> [MATERIALS PROVIDED]
☆ ☆ ☆ ☆ ☆ ☆ ☆
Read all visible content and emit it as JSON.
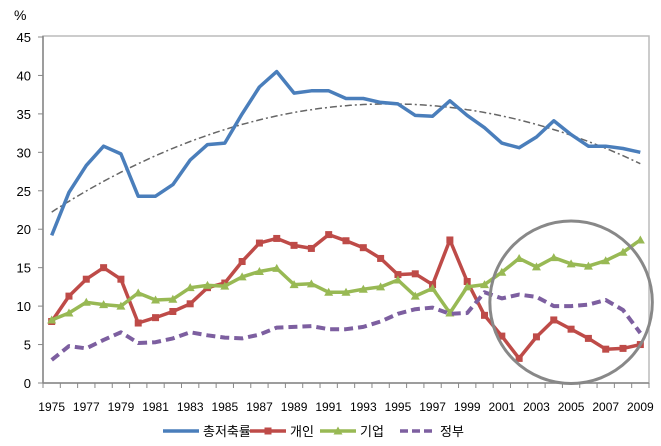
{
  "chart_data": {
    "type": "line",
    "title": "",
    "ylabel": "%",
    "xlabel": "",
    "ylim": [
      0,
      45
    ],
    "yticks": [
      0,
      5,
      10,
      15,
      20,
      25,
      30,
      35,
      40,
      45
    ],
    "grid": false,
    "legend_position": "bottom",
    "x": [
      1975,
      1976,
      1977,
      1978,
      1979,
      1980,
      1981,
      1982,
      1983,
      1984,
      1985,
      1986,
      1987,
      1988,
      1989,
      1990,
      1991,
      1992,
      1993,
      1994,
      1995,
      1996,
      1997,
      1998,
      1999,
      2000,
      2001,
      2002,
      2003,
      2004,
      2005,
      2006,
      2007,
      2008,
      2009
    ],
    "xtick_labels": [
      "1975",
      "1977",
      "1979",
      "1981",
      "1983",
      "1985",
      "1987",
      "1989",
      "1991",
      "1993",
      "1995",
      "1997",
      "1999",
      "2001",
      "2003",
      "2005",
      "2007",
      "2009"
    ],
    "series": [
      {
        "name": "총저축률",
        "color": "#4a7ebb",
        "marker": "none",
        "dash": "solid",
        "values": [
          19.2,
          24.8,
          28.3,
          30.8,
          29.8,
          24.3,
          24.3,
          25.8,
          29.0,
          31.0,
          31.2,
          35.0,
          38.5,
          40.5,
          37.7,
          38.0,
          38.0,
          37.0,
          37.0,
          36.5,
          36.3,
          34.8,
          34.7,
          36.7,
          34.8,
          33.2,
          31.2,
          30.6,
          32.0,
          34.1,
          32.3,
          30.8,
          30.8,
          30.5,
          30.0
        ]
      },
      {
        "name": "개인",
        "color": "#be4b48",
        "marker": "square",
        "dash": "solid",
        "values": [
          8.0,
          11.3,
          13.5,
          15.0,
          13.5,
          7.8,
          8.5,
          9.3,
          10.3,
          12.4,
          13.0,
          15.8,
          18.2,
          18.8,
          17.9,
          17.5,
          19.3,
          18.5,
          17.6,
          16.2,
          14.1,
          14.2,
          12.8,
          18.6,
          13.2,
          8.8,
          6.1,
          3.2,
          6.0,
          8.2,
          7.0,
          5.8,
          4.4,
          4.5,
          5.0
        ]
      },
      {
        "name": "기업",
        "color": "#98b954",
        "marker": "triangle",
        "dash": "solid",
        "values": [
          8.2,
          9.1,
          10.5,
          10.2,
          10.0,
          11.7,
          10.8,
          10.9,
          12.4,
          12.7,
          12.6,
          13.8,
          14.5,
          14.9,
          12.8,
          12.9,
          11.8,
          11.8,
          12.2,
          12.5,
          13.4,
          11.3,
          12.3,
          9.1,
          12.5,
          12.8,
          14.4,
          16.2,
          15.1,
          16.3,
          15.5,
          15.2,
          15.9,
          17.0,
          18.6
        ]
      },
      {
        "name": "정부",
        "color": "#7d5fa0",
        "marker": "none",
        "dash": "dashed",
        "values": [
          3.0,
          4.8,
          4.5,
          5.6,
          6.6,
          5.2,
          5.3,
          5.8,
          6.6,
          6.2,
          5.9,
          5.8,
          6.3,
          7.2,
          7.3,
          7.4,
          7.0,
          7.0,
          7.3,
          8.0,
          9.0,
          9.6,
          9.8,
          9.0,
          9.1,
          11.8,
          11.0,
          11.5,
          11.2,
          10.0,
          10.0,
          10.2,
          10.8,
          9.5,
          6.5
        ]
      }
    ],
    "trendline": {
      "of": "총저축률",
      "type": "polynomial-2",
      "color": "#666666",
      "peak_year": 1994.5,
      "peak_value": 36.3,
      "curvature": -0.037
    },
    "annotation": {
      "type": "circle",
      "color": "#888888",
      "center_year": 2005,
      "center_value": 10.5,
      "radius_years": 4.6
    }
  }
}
☆ ☆ ☆ ☆ ☆ ☆ ☆
> [AIM OF THE TASK]
Where a line in the material above holds "marker", copy that line.

> [OUTPUT OF THE EXERCISE]
        "marker": "none",
        "marker": "square",
        "marker": "triangle",
        "marker": "none",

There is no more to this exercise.